━━ Supplied data ━━

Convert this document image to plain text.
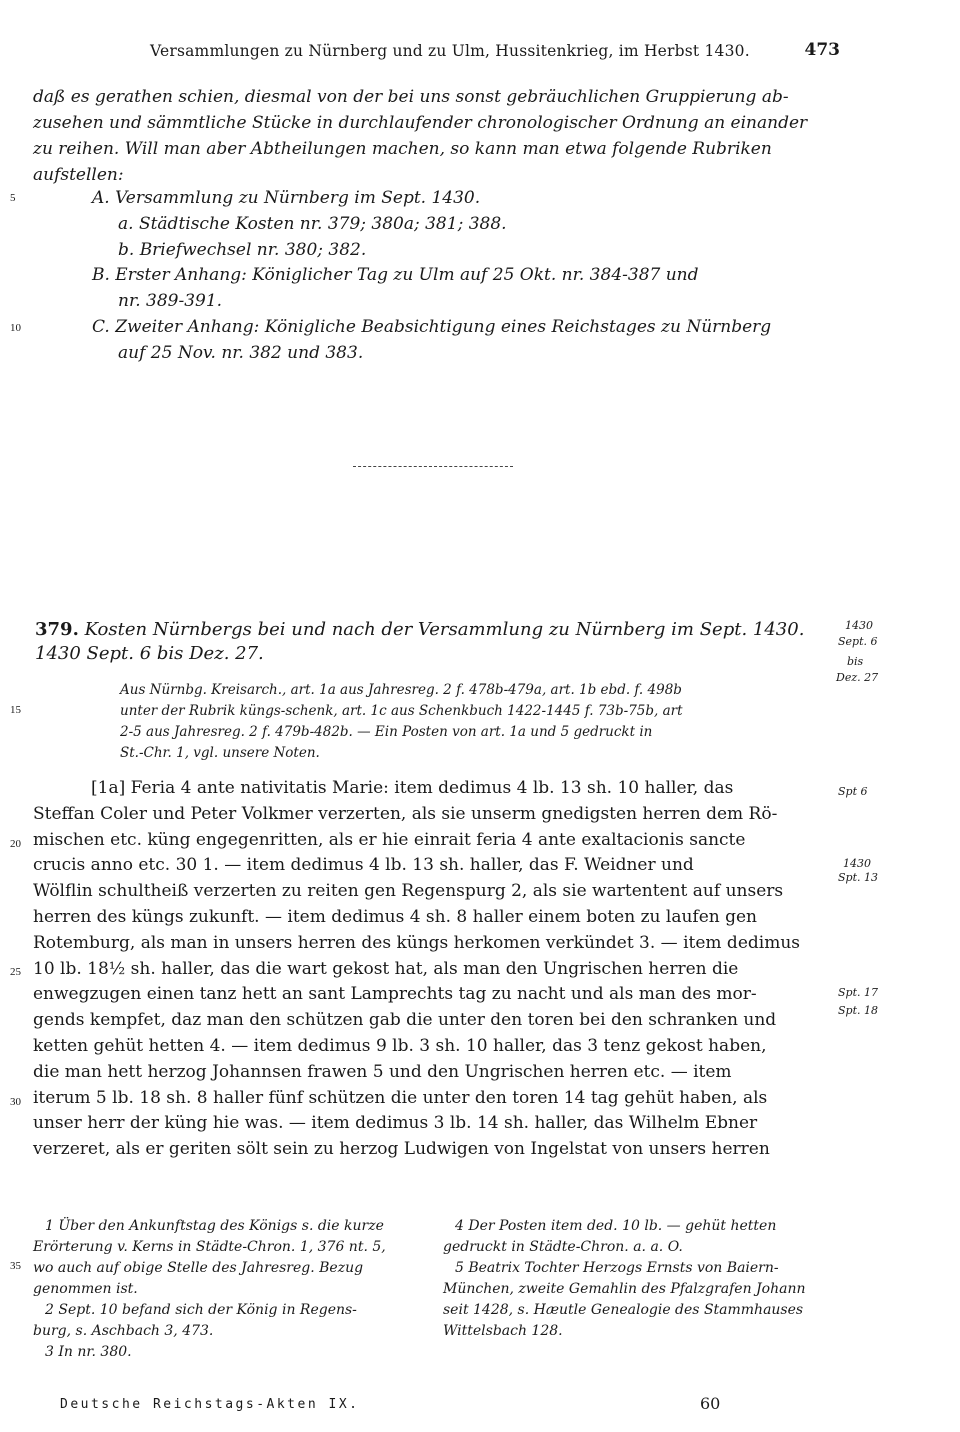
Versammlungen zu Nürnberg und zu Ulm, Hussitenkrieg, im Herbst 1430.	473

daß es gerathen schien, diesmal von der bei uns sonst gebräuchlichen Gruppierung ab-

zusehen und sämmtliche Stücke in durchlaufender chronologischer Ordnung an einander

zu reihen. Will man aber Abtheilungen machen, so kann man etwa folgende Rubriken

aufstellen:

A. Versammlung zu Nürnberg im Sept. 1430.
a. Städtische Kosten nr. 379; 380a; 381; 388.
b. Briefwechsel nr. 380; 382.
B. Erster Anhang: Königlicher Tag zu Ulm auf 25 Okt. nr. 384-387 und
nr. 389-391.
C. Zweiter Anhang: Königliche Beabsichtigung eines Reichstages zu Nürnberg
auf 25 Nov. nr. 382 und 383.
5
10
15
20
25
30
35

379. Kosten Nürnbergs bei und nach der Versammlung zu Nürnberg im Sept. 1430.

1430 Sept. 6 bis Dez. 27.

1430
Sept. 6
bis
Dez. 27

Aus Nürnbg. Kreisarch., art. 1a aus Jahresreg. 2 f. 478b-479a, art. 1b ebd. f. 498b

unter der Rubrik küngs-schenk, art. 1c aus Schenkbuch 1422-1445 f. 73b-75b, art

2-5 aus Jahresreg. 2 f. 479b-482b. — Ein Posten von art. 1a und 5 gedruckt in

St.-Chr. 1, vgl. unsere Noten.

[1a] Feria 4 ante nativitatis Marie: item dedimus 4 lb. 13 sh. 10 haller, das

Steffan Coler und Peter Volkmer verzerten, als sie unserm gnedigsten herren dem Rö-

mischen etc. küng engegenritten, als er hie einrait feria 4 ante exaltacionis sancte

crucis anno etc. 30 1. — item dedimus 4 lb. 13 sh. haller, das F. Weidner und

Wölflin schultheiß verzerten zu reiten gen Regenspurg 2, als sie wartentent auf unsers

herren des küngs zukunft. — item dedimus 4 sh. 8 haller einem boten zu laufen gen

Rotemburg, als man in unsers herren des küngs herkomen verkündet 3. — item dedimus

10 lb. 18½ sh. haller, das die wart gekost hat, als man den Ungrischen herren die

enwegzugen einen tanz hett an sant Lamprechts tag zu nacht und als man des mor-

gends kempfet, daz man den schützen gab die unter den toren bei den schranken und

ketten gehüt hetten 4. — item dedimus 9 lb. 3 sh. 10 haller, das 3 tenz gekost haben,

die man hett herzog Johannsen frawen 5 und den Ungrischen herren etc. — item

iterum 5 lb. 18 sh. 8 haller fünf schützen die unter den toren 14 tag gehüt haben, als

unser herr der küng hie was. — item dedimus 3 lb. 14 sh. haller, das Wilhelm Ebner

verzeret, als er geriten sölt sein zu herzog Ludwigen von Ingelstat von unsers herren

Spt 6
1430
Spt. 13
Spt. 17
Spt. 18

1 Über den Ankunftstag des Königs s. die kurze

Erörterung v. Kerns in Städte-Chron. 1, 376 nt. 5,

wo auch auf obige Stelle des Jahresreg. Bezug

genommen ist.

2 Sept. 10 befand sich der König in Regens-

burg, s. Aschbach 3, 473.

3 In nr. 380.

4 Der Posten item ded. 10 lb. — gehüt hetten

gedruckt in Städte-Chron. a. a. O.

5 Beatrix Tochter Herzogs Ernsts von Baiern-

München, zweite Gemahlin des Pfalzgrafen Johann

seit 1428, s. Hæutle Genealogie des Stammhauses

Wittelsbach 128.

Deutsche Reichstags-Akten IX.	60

━━━

_Required action_:
Pictures are not part of the copy. Return every record exactly.

_Response box_:
Convert this document image to plain text.
Versammlungen zu Nürnberg und zu Ulm, Hussitenkrieg, im Herbst 1430.	473

daß es gerathen schien, diesmal von der bei uns sonst gebräuchlichen Gruppierung ab-

zusehen und sämmtliche Stücke in durchlaufender chronologischer Ordnung an einander

zu reihen. Will man aber Abtheilungen machen, so kann man etwa folgende Rubriken

aufstellen:

A. Versammlung zu Nürnberg im Sept. 1430.
a. Städtische Kosten nr. 379; 380a; 381; 388.
b. Briefwechsel nr. 380; 382.
B. Erster Anhang: Königlicher Tag zu Ulm auf 25 Okt. nr. 384-387 und
nr. 389-391.
C. Zweiter Anhang: Königliche Beabsichtigung eines Reichstages zu Nürnberg
auf 25 Nov. nr. 382 und 383.
5
10
15
20
25
30
35

379. Kosten Nürnbergs bei und nach der Versammlung zu Nürnberg im Sept. 1430.

1430 Sept. 6 bis Dez. 27.

1430
Sept. 6
bis
Dez. 27

Aus Nürnbg. Kreisarch., art. 1a aus Jahresreg. 2 f. 478b-479a, art. 1b ebd. f. 498b

unter der Rubrik küngs-schenk, art. 1c aus Schenkbuch 1422-1445 f. 73b-75b, art

2-5 aus Jahresreg. 2 f. 479b-482b. — Ein Posten von art. 1a und 5 gedruckt in

St.-Chr. 1, vgl. unsere Noten.

[1a] Feria 4 ante nativitatis Marie: item dedimus 4 lb. 13 sh. 10 haller, das

Steffan Coler und Peter Volkmer verzerten, als sie unserm gnedigsten herren dem Rö-

mischen etc. küng engegenritten, als er hie einrait feria 4 ante exaltacionis sancte

crucis anno etc. 30 1. — item dedimus 4 lb. 13 sh. haller, das F. Weidner und

Wölflin schultheiß verzerten zu reiten gen Regenspurg 2, als sie wartentent auf unsers

herren des küngs zukunft. — item dedimus 4 sh. 8 haller einem boten zu laufen gen

Rotemburg, als man in unsers herren des küngs herkomen verkündet 3. — item dedimus

10 lb. 18½ sh. haller, das die wart gekost hat, als man den Ungrischen herren die

enwegzugen einen tanz hett an sant Lamprechts tag zu nacht und als man des mor-

gends kempfet, daz man den schützen gab die unter den toren bei den schranken und

ketten gehüt hetten 4. — item dedimus 9 lb. 3 sh. 10 haller, das 3 tenz gekost haben,

die man hett herzog Johannsen frawen 5 und den Ungrischen herren etc. — item

iterum 5 lb. 18 sh. 8 haller fünf schützen die unter den toren 14 tag gehüt haben, als

unser herr der küng hie was. — item dedimus 3 lb. 14 sh. haller, das Wilhelm Ebner

verzeret, als er geriten sölt sein zu herzog Ludwigen von Ingelstat von unsers herren

Spt 6
1430
Spt. 13
Spt. 17
Spt. 18

1 Über den Ankunftstag des Königs s. die kurze

Erörterung v. Kerns in Städte-Chron. 1, 376 nt. 5,

wo auch auf obige Stelle des Jahresreg. Bezug

genommen ist.

2 Sept. 10 befand sich der König in Regens-

burg, s. Aschbach 3, 473.

3 In nr. 380.

4 Der Posten item ded. 10 lb. — gehüt hetten

gedruckt in Städte-Chron. a. a. O.

5 Beatrix Tochter Herzogs Ernsts von Baiern-

München, zweite Gemahlin des Pfalzgrafen Johann

seit 1428, s. Hæutle Genealogie des Stammhauses

Wittelsbach 128.

Deutsche Reichstags-Akten IX.	60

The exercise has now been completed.